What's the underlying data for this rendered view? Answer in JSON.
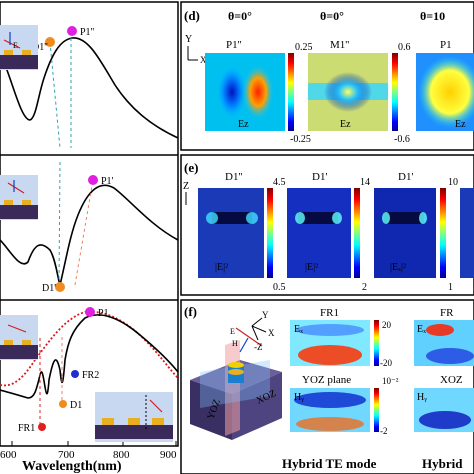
{
  "left_panel": {
    "x_axis_label": "Wavelength(nm)",
    "x_ticks": [
      "600",
      "700",
      "800",
      "900"
    ],
    "top": {
      "points": [
        {
          "label": "P1''",
          "color": "#e020e0"
        },
        {
          "label": "D1''",
          "color": "#f08c1e"
        }
      ]
    },
    "mid": {
      "points": [
        {
          "label": "P1'",
          "color": "#e020e0"
        },
        {
          "label": "D1'",
          "color": "#f08c1e"
        }
      ]
    },
    "bottom": {
      "points": [
        {
          "label": "P1",
          "color": "#e020e0"
        },
        {
          "label": "FR2",
          "color": "#1f2fd0"
        },
        {
          "label": "D1",
          "color": "#f08c1e"
        },
        {
          "label": "FR1",
          "color": "#e01f1f"
        }
      ]
    },
    "curve_color": "#000000",
    "dotted_color": "#d81a1a"
  },
  "panel_d": {
    "tag": "(d)",
    "columns": [
      {
        "theta": "θ=0°",
        "title": "P1''",
        "cb_max": "0.25",
        "cb_min": "-0.25",
        "field": "Ez"
      },
      {
        "theta": "θ=0°",
        "title": "M1''",
        "cb_max": "0.6",
        "cb_min": "-0.6",
        "field": "Ez"
      },
      {
        "theta": "θ=10",
        "title": "P1",
        "field": "Ez"
      }
    ],
    "axis_y": "Y",
    "axis_x": "X"
  },
  "panel_e": {
    "tag": "(e)",
    "axis": "Z",
    "columns": [
      {
        "title": "D1''",
        "cb_max": "4.5",
        "cb_min": "0.5",
        "field": "|E|²"
      },
      {
        "title": "D1'",
        "cb_max": "14",
        "cb_min": "2",
        "field": "|E|²"
      },
      {
        "title": "D1'",
        "cb_max": "10",
        "cb_min": "1",
        "field": "|Eₓ|²"
      }
    ]
  },
  "panel_f": {
    "tag": "(f)",
    "maps": [
      {
        "title": "FR1",
        "field": "Eₓ",
        "cb_max": "20",
        "cb_min": "-20"
      },
      {
        "title": "YOZ plane",
        "field": "Hᵧ",
        "cb_max": "10⁻²",
        "cb_min": "-2"
      },
      {
        "title": "FR",
        "field": "Eₓ"
      },
      {
        "title": "XOZ",
        "field": "Hᵧ"
      }
    ],
    "schematic_labels": {
      "yoz": "YOZ",
      "xoz": "XOZ",
      "y": "Y",
      "x": "X",
      "z": "-Z",
      "e": "E",
      "h": "H"
    },
    "caption_left": "Hybrid  TE  mode",
    "caption_right": "Hybrid"
  }
}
● ● ●
= Your instructions =
Extract the entries in full, exactly as they are, minus the pictures.

= Correct output =
What's the underlying data for this rendered view? Answer in JSON.
{
  "left_panel": {
    "x_axis_label": "Wavelength(nm)",
    "x_ticks": [
      "600",
      "700",
      "800",
      "900"
    ],
    "top": {
      "points": [
        {
          "label": "P1''",
          "color": "#e020e0"
        },
        {
          "label": "D1''",
          "color": "#f08c1e"
        }
      ]
    },
    "mid": {
      "points": [
        {
          "label": "P1'",
          "color": "#e020e0"
        },
        {
          "label": "D1'",
          "color": "#f08c1e"
        }
      ]
    },
    "bottom": {
      "points": [
        {
          "label": "P1",
          "color": "#e020e0"
        },
        {
          "label": "FR2",
          "color": "#1f2fd0"
        },
        {
          "label": "D1",
          "color": "#f08c1e"
        },
        {
          "label": "FR1",
          "color": "#e01f1f"
        }
      ]
    },
    "curve_color": "#000000",
    "dotted_color": "#d81a1a"
  },
  "panel_d": {
    "tag": "(d)",
    "columns": [
      {
        "theta": "θ=0°",
        "title": "P1''",
        "cb_max": "0.25",
        "cb_min": "-0.25",
        "field": "Ez"
      },
      {
        "theta": "θ=0°",
        "title": "M1''",
        "cb_max": "0.6",
        "cb_min": "-0.6",
        "field": "Ez"
      },
      {
        "theta": "θ=10",
        "title": "P1",
        "field": "Ez"
      }
    ],
    "axis_y": "Y",
    "axis_x": "X"
  },
  "panel_e": {
    "tag": "(e)",
    "axis": "Z",
    "columns": [
      {
        "title": "D1''",
        "cb_max": "4.5",
        "cb_min": "0.5",
        "field": "|E|²"
      },
      {
        "title": "D1'",
        "cb_max": "14",
        "cb_min": "2",
        "field": "|E|²"
      },
      {
        "title": "D1'",
        "cb_max": "10",
        "cb_min": "1",
        "field": "|Eₓ|²"
      }
    ]
  },
  "panel_f": {
    "tag": "(f)",
    "maps": [
      {
        "title": "FR1",
        "field": "Eₓ",
        "cb_max": "20",
        "cb_min": "-20"
      },
      {
        "title": "YOZ plane",
        "field": "Hᵧ",
        "cb_max": "10⁻²",
        "cb_min": "-2"
      },
      {
        "title": "FR",
        "field": "Eₓ"
      },
      {
        "title": "XOZ",
        "field": "Hᵧ"
      }
    ],
    "schematic_labels": {
      "yoz": "YOZ",
      "xoz": "XOZ",
      "y": "Y",
      "x": "X",
      "z": "-Z",
      "e": "E",
      "h": "H"
    },
    "caption_left": "Hybrid  TE  mode",
    "caption_right": "Hybrid"
  }
}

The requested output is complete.